━━ Data for processing ━━
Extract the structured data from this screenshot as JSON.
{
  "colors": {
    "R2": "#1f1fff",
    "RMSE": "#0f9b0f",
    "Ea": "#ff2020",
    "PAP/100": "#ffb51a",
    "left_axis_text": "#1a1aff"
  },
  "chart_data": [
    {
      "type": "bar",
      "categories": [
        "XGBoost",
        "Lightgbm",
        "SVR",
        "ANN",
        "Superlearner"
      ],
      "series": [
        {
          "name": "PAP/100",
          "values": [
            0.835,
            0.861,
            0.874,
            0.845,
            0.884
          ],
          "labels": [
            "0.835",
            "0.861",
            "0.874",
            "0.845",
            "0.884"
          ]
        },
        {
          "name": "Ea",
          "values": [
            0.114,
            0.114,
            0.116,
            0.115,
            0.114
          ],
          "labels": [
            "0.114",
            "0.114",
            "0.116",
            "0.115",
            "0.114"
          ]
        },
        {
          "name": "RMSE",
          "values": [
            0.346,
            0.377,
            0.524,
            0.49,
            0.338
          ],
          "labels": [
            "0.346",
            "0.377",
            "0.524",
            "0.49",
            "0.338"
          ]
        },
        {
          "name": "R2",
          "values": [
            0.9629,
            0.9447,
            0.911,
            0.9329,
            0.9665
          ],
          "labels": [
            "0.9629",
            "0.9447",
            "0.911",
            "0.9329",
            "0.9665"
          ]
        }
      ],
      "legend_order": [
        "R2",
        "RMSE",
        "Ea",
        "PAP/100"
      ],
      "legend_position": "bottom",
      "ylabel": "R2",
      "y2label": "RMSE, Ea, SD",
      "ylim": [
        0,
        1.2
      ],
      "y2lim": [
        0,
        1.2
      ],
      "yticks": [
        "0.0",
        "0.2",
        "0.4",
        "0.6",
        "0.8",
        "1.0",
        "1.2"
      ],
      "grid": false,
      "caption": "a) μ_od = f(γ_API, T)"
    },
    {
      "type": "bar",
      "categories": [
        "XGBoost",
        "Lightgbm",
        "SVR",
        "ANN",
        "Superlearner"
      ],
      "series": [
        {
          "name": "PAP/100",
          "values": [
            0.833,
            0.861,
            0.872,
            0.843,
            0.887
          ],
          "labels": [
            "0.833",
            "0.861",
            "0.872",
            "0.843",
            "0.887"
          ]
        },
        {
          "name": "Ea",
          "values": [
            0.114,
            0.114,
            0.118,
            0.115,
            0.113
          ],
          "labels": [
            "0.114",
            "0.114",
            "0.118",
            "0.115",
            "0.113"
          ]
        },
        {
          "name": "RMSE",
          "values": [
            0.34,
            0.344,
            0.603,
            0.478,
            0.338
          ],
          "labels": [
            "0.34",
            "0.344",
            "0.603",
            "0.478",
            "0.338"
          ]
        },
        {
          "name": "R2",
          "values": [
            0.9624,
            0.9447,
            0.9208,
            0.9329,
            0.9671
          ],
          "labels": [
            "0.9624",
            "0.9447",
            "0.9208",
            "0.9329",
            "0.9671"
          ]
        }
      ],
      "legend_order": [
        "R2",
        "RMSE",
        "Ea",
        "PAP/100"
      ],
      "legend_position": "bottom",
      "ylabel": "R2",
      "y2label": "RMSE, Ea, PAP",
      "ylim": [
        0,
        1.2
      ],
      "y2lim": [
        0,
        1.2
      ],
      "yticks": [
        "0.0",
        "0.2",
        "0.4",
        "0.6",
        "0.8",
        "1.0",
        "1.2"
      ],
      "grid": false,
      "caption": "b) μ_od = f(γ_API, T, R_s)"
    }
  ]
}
━━━
━━ Data for processing ━━
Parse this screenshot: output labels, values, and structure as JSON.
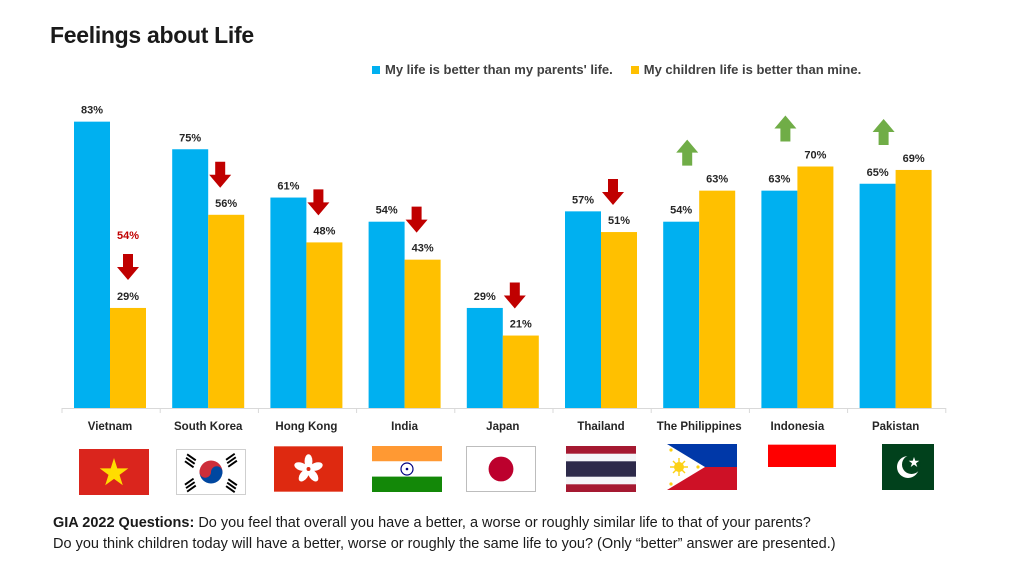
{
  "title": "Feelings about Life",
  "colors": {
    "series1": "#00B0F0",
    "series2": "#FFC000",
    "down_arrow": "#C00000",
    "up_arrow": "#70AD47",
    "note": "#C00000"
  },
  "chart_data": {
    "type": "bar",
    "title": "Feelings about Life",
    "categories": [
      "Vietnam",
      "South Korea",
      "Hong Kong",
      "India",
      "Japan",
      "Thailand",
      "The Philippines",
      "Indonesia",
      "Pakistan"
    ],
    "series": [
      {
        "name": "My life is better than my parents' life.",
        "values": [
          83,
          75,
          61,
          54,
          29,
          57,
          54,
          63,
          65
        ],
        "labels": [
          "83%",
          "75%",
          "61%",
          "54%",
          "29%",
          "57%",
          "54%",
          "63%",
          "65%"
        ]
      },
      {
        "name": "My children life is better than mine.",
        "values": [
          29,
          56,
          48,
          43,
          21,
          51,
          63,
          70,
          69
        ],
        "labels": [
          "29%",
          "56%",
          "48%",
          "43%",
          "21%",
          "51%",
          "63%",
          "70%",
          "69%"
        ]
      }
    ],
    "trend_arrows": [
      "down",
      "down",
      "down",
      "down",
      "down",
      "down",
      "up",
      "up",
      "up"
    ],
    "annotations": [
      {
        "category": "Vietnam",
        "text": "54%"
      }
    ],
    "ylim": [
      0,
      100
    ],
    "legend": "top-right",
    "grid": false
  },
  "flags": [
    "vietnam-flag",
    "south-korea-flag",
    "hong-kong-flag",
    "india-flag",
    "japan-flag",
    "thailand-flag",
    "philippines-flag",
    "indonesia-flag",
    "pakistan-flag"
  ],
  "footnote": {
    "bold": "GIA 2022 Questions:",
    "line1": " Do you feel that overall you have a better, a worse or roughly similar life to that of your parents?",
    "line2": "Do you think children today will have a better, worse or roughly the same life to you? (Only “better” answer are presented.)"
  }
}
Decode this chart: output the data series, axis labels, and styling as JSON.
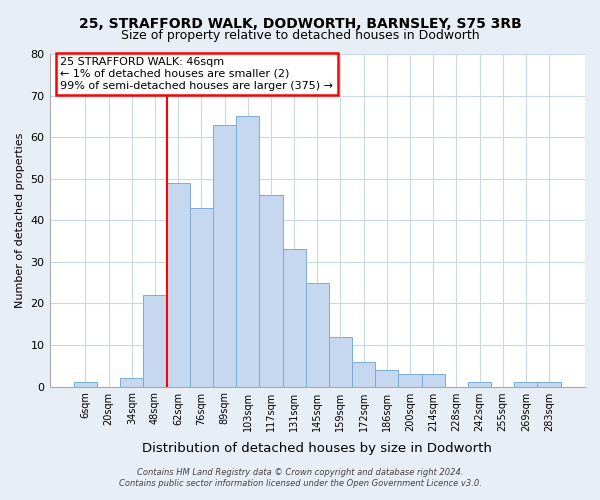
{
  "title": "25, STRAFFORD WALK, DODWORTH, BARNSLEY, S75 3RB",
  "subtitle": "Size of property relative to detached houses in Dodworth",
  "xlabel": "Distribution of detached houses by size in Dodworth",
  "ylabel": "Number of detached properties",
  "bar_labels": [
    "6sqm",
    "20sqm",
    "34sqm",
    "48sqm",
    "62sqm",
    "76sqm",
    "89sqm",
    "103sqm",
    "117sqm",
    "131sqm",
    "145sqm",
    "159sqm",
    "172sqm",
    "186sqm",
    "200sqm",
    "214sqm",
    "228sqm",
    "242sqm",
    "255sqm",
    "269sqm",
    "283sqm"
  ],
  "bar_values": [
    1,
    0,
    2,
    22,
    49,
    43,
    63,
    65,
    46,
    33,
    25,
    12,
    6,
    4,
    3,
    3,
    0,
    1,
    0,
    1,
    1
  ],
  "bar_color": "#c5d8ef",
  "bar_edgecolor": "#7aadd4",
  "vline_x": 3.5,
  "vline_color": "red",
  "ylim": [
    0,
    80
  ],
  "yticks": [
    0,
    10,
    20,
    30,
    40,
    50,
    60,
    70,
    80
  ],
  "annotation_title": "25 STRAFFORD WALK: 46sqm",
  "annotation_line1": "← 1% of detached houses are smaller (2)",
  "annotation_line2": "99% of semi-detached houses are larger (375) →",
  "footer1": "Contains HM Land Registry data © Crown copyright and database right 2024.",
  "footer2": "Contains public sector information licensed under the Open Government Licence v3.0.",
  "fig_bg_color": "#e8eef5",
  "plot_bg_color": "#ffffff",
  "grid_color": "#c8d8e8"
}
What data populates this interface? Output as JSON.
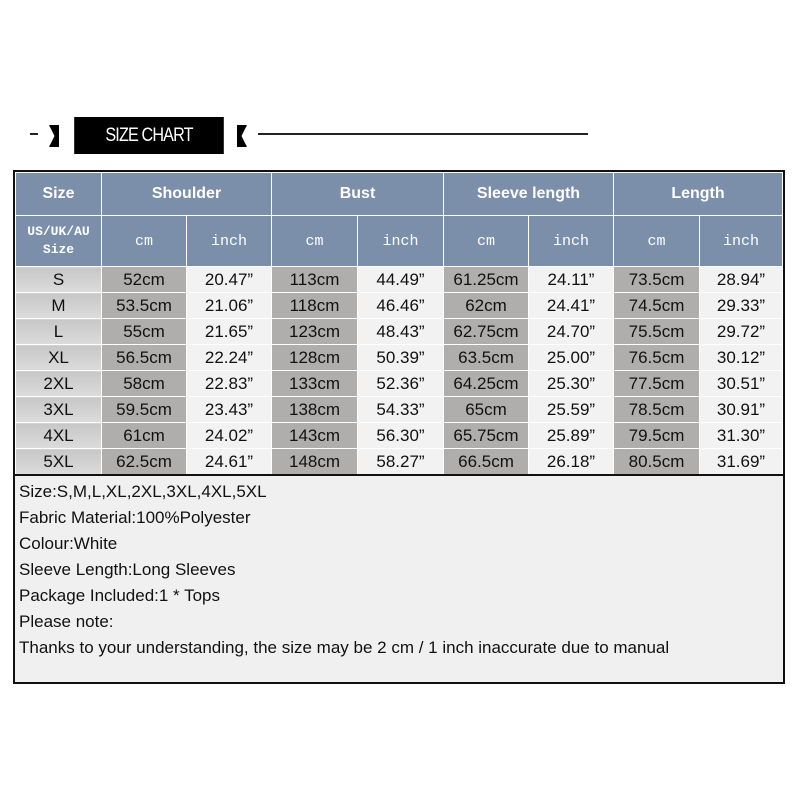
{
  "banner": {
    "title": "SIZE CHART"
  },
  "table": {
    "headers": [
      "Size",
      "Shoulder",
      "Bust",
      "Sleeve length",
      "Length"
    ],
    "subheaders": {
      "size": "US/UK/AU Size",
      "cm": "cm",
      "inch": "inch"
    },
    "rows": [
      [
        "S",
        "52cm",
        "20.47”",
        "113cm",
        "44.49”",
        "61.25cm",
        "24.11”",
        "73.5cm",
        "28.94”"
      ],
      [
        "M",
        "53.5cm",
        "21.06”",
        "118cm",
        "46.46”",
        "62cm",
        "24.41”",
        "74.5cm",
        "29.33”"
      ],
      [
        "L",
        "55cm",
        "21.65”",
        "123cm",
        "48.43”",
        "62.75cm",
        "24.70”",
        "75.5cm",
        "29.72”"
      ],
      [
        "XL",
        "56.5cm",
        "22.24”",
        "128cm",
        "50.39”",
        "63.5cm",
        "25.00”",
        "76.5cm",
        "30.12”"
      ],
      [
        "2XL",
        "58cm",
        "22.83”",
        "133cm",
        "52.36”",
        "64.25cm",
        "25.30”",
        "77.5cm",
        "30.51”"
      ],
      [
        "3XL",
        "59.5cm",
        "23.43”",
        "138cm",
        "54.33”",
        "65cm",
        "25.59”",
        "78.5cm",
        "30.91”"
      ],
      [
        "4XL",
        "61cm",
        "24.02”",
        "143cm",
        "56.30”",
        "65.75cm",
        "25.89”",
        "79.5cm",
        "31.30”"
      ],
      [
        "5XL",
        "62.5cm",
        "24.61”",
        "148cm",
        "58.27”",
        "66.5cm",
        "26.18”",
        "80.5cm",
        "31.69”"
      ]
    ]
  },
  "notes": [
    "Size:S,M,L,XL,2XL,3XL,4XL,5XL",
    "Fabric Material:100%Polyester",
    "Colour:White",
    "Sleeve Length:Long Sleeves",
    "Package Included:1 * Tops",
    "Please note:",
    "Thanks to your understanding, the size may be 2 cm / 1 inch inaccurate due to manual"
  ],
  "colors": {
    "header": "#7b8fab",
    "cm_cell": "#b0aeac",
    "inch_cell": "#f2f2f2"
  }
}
━━━
━━ Data for processing ━━
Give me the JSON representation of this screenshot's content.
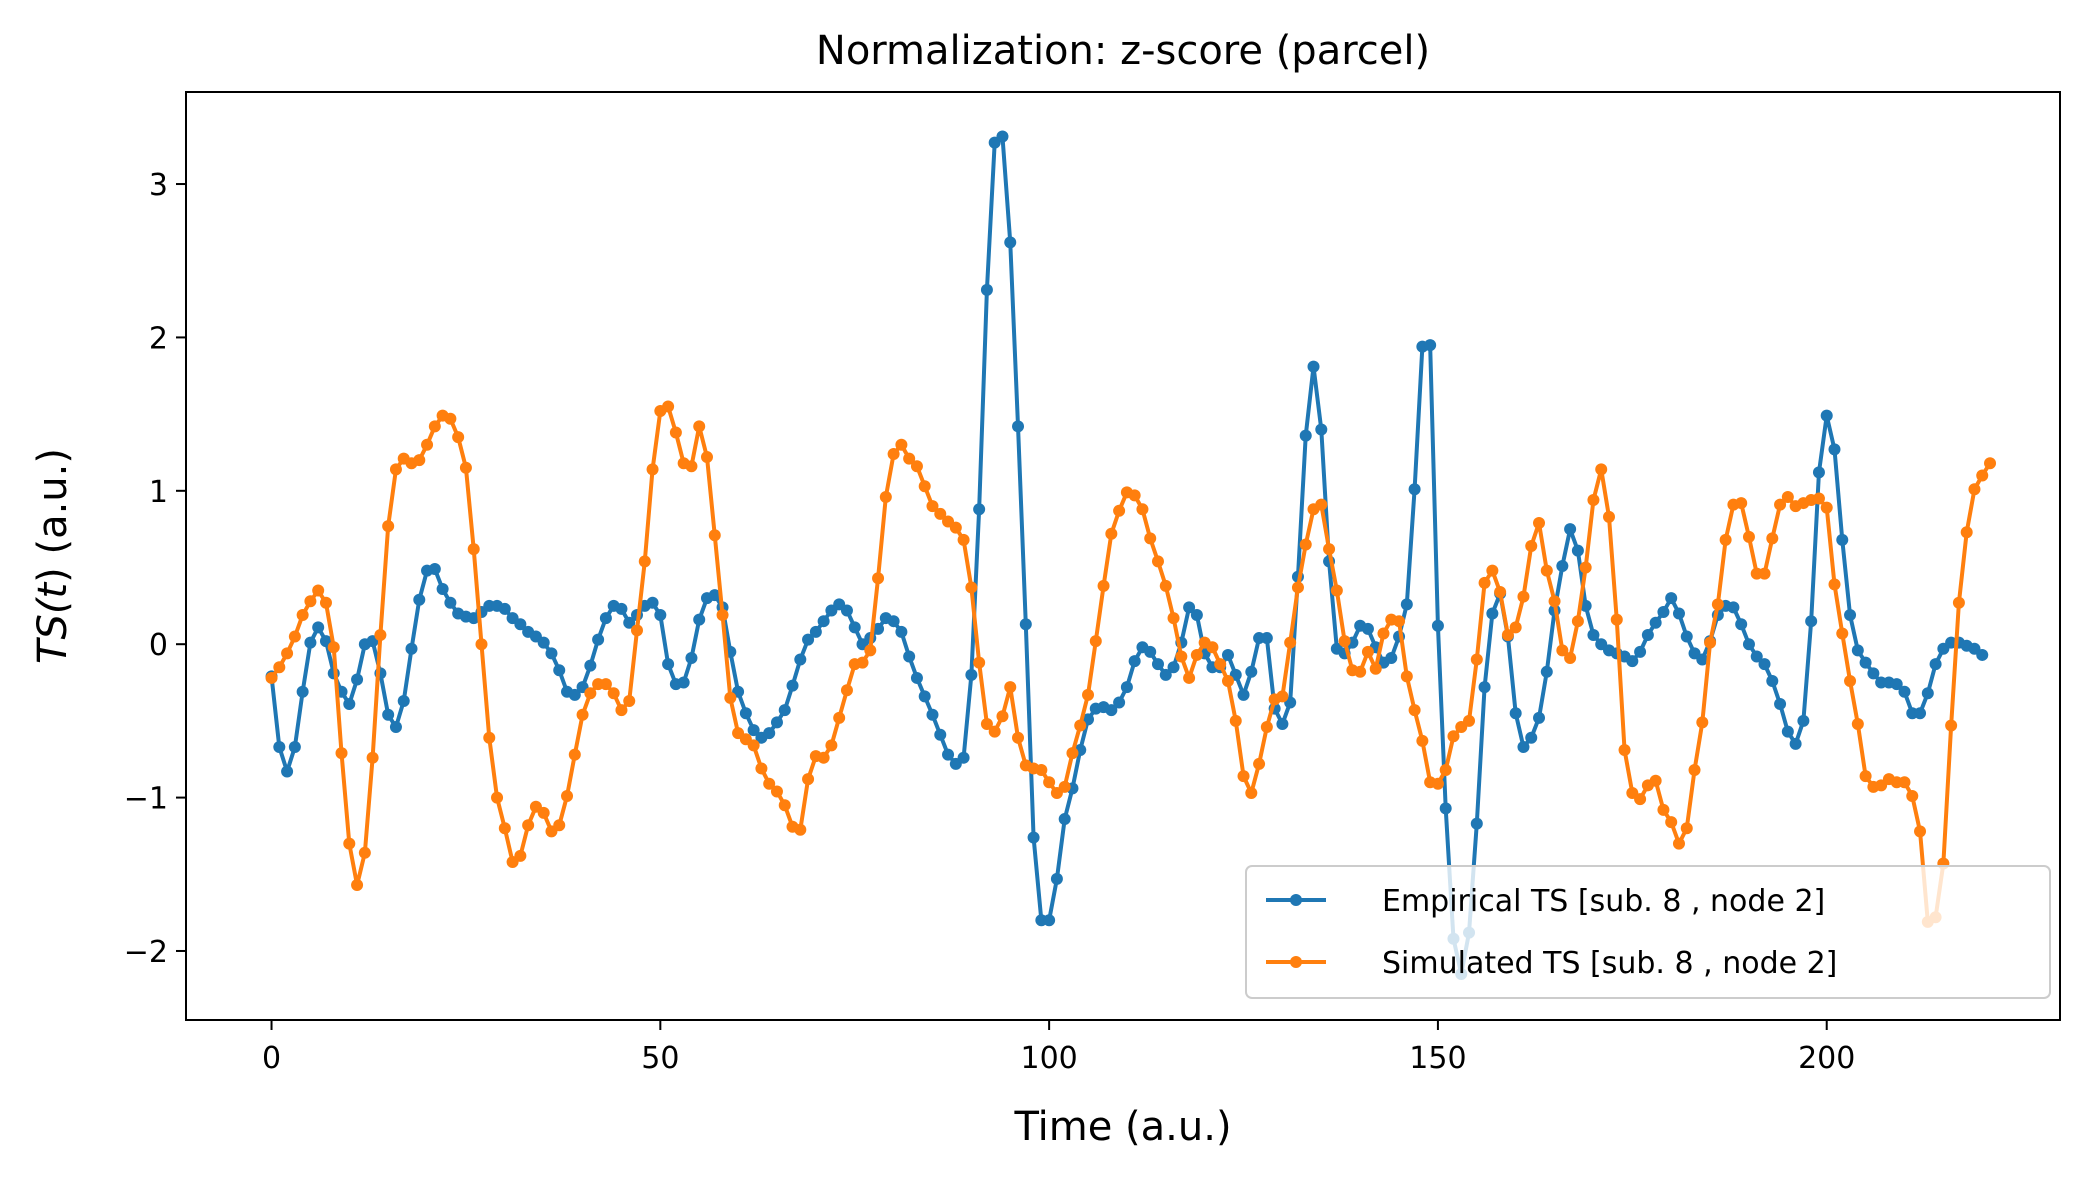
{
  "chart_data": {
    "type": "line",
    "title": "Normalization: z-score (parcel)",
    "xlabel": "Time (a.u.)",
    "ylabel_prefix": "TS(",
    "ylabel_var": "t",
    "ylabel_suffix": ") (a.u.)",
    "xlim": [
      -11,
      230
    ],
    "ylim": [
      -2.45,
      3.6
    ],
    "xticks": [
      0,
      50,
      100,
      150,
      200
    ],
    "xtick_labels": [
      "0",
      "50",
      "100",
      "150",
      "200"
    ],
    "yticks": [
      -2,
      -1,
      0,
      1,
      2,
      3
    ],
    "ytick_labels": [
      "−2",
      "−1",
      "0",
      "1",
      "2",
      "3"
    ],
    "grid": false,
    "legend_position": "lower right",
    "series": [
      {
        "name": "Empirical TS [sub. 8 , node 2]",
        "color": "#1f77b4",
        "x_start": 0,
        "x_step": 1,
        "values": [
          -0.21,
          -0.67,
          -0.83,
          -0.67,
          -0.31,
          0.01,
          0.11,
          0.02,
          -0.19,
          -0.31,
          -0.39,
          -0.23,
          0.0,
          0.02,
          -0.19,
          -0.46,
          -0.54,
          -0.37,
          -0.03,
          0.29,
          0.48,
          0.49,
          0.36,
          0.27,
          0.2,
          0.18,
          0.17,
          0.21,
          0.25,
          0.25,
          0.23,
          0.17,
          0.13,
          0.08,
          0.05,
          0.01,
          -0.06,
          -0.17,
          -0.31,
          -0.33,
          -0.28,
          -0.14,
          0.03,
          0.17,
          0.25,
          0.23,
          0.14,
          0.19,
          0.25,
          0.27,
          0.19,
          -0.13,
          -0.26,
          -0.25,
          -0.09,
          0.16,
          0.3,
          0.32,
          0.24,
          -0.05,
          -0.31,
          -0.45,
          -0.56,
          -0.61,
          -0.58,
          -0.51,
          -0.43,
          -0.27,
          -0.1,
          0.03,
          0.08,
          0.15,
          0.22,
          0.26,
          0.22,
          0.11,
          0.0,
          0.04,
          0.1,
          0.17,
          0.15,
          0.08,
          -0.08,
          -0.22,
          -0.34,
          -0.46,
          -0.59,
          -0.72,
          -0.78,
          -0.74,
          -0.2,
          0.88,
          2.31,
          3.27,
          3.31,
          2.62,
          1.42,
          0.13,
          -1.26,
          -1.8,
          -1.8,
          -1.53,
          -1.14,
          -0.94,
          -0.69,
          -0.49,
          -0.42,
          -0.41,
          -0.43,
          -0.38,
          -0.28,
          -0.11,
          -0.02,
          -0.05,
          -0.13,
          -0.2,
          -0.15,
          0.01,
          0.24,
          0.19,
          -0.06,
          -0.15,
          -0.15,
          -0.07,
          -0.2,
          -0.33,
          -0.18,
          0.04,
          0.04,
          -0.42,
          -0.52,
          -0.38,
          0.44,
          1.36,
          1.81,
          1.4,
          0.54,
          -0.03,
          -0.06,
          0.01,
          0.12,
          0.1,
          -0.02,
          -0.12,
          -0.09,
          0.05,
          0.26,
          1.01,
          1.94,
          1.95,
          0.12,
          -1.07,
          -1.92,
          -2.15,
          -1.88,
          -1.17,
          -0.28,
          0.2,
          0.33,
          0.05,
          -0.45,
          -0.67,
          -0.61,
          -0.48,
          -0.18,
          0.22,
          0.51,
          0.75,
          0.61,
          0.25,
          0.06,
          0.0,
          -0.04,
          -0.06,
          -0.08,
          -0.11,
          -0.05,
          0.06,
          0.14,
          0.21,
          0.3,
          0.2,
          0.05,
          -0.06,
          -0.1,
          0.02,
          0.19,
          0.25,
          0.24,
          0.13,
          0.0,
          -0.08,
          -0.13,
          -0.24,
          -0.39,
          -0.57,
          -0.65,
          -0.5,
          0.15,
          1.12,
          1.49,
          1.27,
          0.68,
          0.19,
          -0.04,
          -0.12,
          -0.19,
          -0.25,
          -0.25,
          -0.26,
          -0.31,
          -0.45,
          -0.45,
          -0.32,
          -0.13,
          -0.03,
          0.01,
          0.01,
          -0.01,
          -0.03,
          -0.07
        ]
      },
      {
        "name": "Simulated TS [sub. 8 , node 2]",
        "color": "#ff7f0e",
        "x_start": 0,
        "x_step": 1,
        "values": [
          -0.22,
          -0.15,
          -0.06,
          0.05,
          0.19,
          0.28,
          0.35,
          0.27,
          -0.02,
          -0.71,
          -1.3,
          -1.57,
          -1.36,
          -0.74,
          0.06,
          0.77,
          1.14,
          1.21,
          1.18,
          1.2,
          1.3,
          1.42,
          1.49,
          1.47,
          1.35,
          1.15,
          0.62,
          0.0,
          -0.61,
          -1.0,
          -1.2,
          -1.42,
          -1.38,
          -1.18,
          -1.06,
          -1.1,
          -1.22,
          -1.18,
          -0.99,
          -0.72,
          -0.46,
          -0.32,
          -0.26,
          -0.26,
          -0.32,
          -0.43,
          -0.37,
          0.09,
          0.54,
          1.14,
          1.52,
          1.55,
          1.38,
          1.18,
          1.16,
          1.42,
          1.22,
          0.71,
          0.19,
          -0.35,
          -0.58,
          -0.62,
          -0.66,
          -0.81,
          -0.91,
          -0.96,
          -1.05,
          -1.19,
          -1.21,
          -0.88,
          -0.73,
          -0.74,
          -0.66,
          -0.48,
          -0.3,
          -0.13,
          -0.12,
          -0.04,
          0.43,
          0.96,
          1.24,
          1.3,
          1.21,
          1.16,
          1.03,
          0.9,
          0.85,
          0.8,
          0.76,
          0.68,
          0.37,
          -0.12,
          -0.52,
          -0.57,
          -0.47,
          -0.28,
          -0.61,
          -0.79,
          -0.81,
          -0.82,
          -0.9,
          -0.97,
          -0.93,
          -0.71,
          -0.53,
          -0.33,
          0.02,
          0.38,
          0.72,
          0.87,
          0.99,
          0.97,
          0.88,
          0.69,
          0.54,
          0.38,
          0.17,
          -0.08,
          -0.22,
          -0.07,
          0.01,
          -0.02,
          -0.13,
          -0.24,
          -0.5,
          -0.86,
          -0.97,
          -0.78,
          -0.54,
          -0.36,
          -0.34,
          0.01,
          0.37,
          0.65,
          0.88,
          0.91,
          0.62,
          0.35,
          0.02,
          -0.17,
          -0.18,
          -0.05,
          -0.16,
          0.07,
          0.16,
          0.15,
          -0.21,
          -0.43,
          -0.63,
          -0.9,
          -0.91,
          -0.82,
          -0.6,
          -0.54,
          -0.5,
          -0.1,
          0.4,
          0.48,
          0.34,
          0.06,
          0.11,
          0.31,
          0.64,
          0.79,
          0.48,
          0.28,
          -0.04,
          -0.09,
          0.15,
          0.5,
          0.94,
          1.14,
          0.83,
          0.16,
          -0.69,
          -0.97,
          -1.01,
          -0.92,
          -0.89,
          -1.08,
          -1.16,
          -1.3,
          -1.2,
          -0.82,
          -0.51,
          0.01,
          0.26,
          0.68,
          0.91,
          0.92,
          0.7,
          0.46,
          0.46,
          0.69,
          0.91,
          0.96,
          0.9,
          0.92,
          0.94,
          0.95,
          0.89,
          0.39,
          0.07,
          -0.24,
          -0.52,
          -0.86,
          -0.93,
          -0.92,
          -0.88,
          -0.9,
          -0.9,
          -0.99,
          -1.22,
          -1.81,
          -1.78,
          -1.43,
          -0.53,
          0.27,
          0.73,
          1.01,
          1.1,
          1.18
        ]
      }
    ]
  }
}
━━━
Your goal
Return every line above in which the string "Contains" occurs.

Full output
  "footer1": "Contains HM Land Registry data © Crown copyright and database right 2024.",
  "footer2": "Contains public sector information licensed under the Open Government Licence v3.0.",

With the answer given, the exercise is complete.